The task: Extract each line bearing the word "nach".

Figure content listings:
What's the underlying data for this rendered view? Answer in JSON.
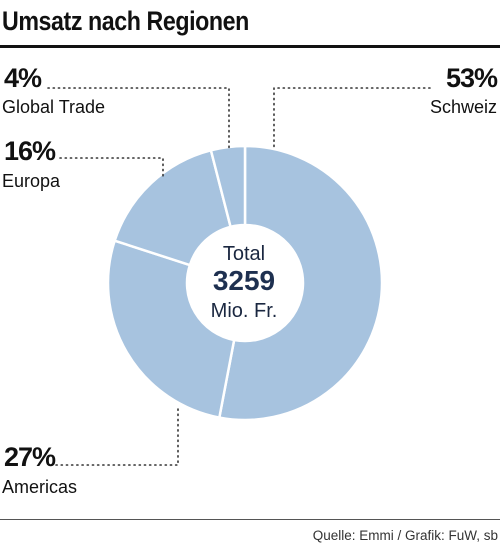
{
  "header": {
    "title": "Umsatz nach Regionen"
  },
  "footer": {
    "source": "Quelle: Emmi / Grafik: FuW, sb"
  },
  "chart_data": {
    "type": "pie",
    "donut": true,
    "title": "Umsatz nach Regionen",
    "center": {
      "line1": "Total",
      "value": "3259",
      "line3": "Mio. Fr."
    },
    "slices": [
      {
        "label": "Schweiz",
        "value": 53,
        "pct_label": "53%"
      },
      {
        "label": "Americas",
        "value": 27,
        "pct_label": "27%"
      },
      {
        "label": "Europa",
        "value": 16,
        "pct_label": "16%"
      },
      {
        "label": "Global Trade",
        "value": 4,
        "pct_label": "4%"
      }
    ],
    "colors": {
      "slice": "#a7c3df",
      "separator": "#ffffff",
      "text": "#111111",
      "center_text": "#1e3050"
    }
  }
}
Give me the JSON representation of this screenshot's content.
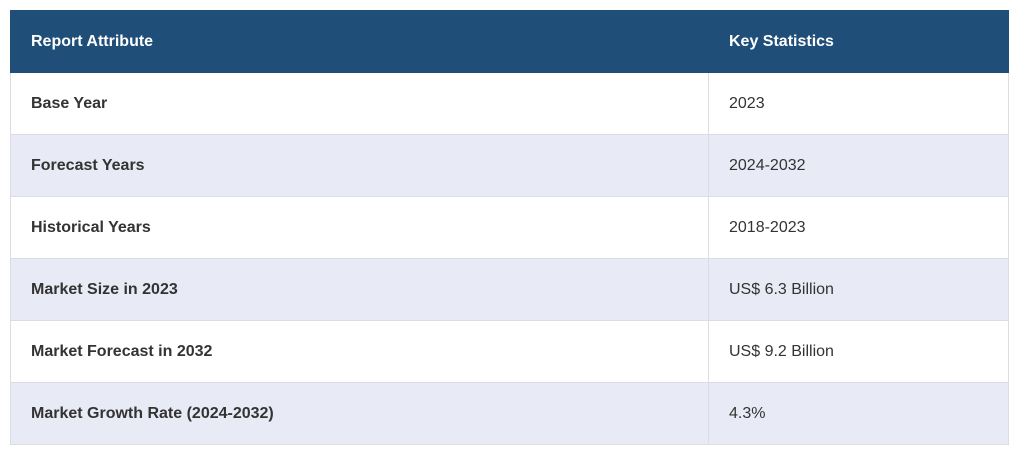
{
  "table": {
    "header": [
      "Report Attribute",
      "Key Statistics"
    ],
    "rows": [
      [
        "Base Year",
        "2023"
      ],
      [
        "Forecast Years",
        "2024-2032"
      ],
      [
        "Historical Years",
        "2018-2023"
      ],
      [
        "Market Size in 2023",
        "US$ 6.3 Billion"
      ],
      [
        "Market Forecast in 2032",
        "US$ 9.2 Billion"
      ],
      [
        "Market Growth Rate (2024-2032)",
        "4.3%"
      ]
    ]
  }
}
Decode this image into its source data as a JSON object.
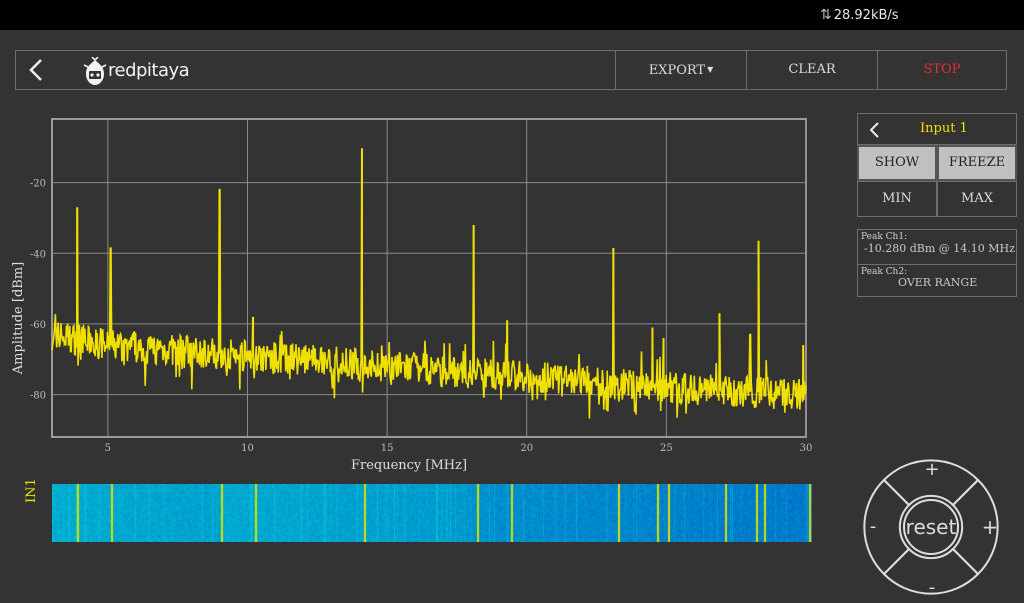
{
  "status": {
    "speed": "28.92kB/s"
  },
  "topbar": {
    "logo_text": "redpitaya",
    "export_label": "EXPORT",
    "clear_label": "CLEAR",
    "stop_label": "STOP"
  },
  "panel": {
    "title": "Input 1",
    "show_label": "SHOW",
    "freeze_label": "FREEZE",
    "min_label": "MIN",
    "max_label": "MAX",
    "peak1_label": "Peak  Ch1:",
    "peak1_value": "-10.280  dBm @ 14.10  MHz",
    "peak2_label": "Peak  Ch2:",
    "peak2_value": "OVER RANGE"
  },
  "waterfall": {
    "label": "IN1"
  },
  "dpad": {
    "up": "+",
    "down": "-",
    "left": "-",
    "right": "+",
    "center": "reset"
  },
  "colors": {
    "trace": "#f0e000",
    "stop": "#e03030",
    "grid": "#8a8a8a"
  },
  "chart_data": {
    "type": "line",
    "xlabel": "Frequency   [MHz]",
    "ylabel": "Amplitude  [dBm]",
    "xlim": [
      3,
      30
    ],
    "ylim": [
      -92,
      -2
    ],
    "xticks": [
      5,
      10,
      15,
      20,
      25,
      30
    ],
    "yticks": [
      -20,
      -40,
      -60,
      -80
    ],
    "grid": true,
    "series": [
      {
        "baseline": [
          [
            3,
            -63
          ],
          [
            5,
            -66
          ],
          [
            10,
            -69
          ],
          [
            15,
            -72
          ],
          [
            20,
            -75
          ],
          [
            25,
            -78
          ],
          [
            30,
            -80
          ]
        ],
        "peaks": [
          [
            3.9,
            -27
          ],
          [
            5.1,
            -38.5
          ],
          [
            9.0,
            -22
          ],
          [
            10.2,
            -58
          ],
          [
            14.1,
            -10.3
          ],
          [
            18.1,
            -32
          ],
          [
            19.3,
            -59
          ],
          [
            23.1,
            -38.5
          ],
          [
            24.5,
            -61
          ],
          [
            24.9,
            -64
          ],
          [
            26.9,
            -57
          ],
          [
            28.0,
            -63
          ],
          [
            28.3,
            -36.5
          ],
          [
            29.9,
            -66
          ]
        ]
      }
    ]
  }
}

Exercise solution:
    "title": "Umsatz nach Regionen"
    "title": "Umsatz nach Regionen",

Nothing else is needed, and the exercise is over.